What is needed -
Locate the string "东北连翘" throughout the material and copy every line in which it occurs.

Exercise materials -
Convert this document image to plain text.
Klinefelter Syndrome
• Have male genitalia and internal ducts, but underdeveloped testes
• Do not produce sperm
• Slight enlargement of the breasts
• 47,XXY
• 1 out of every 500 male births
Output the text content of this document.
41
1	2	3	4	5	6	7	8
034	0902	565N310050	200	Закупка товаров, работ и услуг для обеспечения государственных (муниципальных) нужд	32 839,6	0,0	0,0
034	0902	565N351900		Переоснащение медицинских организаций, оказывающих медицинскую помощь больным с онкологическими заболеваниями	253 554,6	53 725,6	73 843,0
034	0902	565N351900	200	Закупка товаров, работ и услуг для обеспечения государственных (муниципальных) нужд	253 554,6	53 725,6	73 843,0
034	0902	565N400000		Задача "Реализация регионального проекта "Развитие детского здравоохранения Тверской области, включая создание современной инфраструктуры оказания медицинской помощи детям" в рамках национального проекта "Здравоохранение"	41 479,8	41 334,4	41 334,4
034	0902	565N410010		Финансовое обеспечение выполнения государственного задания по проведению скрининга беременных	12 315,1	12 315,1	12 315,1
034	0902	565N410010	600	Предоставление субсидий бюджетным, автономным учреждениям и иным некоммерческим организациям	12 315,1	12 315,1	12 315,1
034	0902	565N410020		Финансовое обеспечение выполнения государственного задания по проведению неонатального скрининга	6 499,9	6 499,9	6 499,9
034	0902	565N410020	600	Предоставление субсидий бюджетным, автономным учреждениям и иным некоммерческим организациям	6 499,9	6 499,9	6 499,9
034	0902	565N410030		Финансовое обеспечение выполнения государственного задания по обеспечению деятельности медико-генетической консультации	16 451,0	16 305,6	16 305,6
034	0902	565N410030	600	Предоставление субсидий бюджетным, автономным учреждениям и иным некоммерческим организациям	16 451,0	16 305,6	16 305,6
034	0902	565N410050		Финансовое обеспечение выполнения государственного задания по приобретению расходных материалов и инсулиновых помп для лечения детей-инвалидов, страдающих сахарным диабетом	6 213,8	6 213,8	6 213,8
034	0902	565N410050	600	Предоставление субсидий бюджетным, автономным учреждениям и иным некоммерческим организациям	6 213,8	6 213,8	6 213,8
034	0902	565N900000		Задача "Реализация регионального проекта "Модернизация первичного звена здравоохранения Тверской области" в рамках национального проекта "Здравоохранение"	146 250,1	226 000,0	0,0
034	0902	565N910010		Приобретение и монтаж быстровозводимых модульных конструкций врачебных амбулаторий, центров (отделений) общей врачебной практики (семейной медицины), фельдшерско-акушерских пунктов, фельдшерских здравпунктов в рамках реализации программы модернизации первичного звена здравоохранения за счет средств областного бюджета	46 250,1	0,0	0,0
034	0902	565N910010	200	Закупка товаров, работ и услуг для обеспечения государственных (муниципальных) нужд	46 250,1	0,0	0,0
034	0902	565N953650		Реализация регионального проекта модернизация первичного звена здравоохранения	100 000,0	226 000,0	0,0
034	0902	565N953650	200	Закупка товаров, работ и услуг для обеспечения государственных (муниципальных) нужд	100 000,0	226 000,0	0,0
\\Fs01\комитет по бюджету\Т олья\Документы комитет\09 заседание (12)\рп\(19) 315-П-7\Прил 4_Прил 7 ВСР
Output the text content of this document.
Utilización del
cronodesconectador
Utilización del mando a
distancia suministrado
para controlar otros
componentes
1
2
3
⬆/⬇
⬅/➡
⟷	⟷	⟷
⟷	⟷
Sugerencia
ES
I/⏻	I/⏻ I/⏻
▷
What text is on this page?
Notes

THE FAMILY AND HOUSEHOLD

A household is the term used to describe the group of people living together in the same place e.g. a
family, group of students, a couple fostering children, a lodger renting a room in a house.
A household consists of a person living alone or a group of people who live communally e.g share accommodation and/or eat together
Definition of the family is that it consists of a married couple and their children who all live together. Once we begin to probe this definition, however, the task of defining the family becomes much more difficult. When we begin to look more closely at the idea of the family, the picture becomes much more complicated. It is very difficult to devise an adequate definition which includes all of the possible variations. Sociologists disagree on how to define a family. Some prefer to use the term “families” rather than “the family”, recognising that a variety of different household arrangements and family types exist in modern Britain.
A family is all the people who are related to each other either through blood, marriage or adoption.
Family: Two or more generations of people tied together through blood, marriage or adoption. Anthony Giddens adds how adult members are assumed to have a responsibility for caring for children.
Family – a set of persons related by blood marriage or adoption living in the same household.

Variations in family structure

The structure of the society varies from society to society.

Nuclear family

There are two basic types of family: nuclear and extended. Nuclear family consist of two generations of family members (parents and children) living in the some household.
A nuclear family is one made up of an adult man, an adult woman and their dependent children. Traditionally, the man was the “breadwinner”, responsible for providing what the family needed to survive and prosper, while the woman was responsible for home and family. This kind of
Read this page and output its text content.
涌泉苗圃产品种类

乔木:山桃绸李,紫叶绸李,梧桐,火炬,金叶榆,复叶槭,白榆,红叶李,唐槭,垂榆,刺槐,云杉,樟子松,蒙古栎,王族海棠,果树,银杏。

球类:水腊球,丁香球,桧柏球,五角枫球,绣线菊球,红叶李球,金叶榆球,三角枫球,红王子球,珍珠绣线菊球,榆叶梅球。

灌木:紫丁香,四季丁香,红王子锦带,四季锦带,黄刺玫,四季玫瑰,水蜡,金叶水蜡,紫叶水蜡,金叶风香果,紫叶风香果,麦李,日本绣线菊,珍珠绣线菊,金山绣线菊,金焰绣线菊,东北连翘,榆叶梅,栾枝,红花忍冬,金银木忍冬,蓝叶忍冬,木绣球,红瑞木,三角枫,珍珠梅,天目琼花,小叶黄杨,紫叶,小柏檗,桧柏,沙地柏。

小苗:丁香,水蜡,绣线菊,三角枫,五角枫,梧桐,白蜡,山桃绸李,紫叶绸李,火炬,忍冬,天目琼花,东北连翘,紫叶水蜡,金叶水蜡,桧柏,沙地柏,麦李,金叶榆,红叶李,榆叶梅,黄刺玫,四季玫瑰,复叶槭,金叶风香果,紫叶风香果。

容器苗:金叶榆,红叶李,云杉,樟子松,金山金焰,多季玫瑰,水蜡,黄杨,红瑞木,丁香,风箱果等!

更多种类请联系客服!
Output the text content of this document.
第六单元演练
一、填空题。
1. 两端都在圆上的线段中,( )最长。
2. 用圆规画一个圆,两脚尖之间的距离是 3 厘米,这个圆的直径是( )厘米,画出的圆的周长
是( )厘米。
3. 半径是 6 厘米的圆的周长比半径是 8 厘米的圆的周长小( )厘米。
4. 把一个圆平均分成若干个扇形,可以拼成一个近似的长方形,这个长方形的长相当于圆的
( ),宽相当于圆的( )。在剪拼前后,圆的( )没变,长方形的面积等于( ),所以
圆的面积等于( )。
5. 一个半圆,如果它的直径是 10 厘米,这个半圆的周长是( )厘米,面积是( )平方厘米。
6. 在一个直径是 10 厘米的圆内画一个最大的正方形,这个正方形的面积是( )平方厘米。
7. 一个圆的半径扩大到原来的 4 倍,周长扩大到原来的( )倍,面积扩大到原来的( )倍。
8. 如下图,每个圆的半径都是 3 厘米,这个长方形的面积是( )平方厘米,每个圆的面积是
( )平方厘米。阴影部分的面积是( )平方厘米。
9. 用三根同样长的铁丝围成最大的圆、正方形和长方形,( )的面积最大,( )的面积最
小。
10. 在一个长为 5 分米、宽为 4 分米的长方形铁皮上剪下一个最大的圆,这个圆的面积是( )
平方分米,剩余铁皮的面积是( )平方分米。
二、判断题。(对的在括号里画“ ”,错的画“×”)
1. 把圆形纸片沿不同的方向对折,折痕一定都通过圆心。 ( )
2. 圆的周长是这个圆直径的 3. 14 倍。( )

Finished task -
灌木:紫丁香,四季丁香,红王子锦带,四季锦带,黄刺玫,四季玫瑰,水蜡,金叶水蜡,紫叶水蜡,金叶风香果,紫叶风香果,麦李,日本绣线菊,珍珠绣线菊,金山绣线菊,金焰绣线菊,东北连翘,榆叶梅,栾枝,红花忍冬,金银木忍冬,蓝叶忍冬,木绣球,红瑞木,三角枫,珍珠梅,天目琼花,小叶黄杨,紫叶,小柏檗,桧柏,沙地柏。
小苗:丁香,水蜡,绣线菊,三角枫,五角枫,梧桐,白蜡,山桃绸李,紫叶绸李,火炬,忍冬,天目琼花,东北连翘,紫叶水蜡,金叶水蜡,桧柏,沙地柏,麦李,金叶榆,红叶李,榆叶梅,黄刺玫,四季玫瑰,复叶槭,金叶风香果,紫叶风香果。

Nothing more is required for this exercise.